Source data
━━━━━━

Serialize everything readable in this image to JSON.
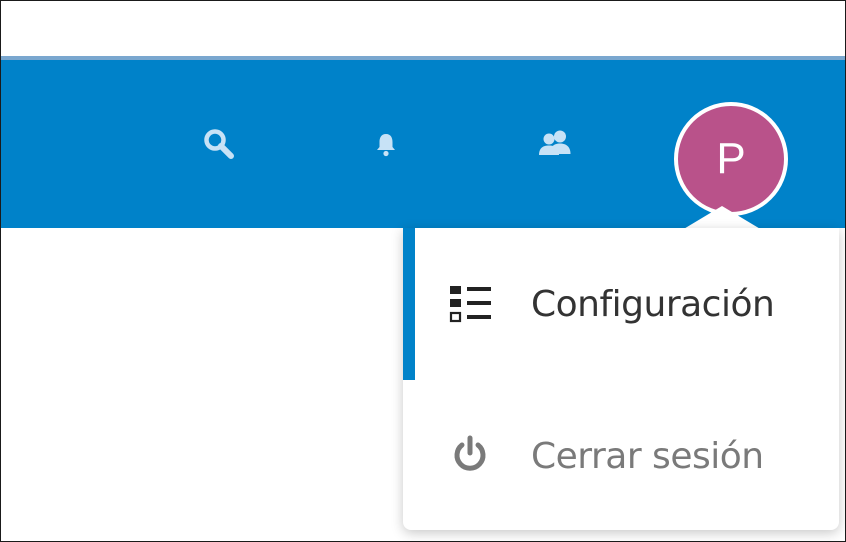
{
  "colors": {
    "header_bg": "#0082c9",
    "header_border": "#7aa7cf",
    "icon_tint": "#c7e2f6",
    "avatar_bg": "#b9528a",
    "active_accent": "#0082c9",
    "menu_text_primary": "#333333",
    "menu_text_secondary": "#7a7a7a",
    "menu_icon_primary": "#222222",
    "menu_icon_secondary": "#7a7a7a"
  },
  "header": {
    "icons": [
      {
        "name": "search-icon",
        "interactable": true
      },
      {
        "name": "notifications-bell-icon",
        "interactable": true
      },
      {
        "name": "contacts-icon",
        "interactable": true
      }
    ],
    "avatar": {
      "initial": "P"
    }
  },
  "user_menu": {
    "items": [
      {
        "icon": "settings-list-icon",
        "label": "Configuración",
        "active": true
      },
      {
        "icon": "power-icon",
        "label": "Cerrar sesión",
        "active": false
      }
    ]
  }
}
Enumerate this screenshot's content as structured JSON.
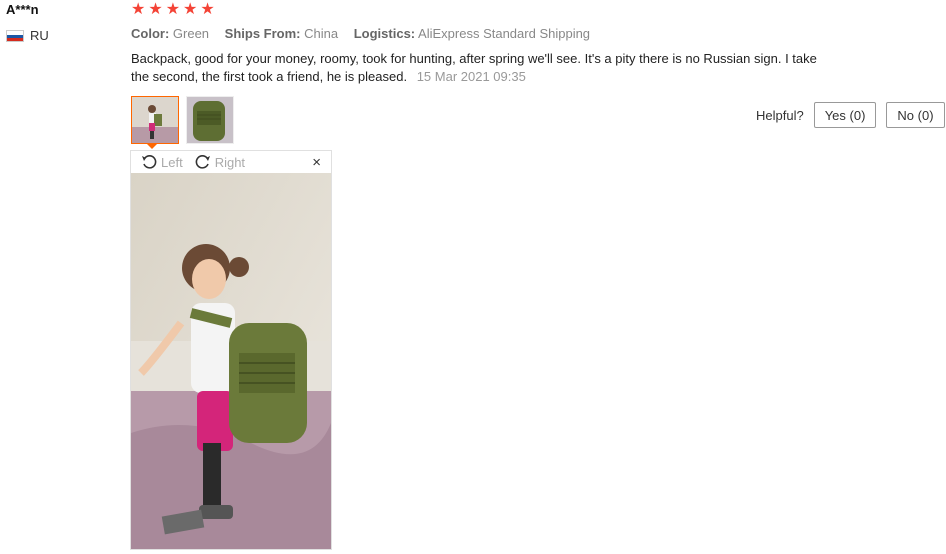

━━━━━━

Determine how many lines contain the word "JSON" and reply with that number alone.

2